What is needed: Each record below should be output verbatim, without pictures.

## start Provided data

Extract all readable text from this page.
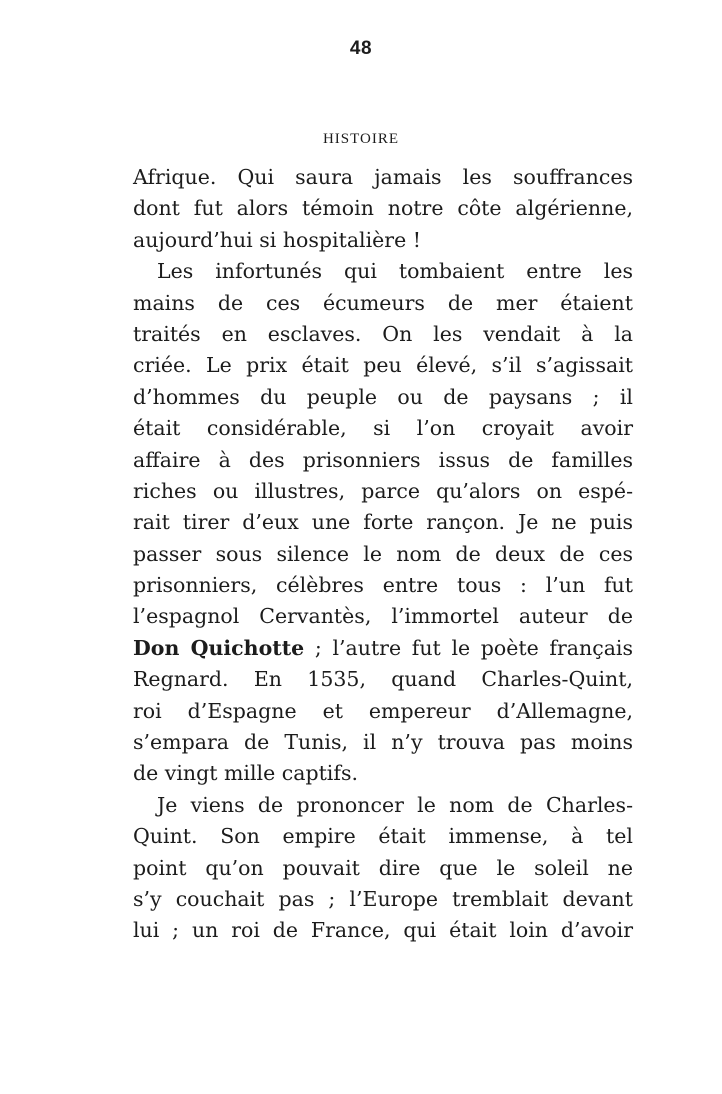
48
HISTOIRE
Afrique. Qui saura jamais les souffrances
dont fut alors témoin notre côte algérienne,
aujourd’hui si hospitalière !
Les infortunés qui tombaient entre les
mains de ces écumeurs de mer étaient
traités en esclaves. On les vendait à la
criée. Le prix était peu élevé, s’il s’agissait
d’hommes du peuple ou de paysans ; il
était considérable, si l’on croyait avoir
affaire à des prisonniers issus de familles
riches ou illustres, parce qu’alors on espé-
rait tirer d’eux une forte rançon. Je ne puis
passer sous silence le nom de deux de ces
prisonniers, célèbres entre tous : l’un fut
l’espagnol Cervantès, l’immortel auteur de
Don Quichotte ; l’autre fut le poète français
Regnard. En 1535, quand Charles-Quint,
roi d’Espagne et empereur d’Allemagne,
s’empara de Tunis, il n’y trouva pas moins
de vingt mille captifs.
Je viens de prononcer le nom de Charles-
Quint. Son empire était immense, à tel
point qu’on pouvait dire que le soleil ne
s’y couchait pas ; l’Europe tremblait devant
lui ; un roi de France, qui était loin d’avoir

## end Provided data

Answer to the task:
Extract all readable text from this page.
48
HISTOIRE
Afrique. Qui saura jamais les souffrances
dont fut alors témoin notre côte algérienne,
aujourd’hui si hospitalière !
Les infortunés qui tombaient entre les
mains de ces écumeurs de mer étaient
traités en esclaves. On les vendait à la
criée. Le prix était peu élevé, s’il s’agissait
d’hommes du peuple ou de paysans ; il
était considérable, si l’on croyait avoir
affaire à des prisonniers issus de familles
riches ou illustres, parce qu’alors on espé-
rait tirer d’eux une forte rançon. Je ne puis
passer sous silence le nom de deux de ces
prisonniers, célèbres entre tous : l’un fut
l’espagnol Cervantès, l’immortel auteur de
Don Quichotte ; l’autre fut le poète français
Regnard. En 1535, quand Charles-Quint,
roi d’Espagne et empereur d’Allemagne,
s’empara de Tunis, il n’y trouva pas moins
de vingt mille captifs.
Je viens de prononcer le nom de Charles-
Quint. Son empire était immense, à tel
point qu’on pouvait dire que le soleil ne
s’y couchait pas ; l’Europe tremblait devant
lui ; un roi de France, qui était loin d’avoir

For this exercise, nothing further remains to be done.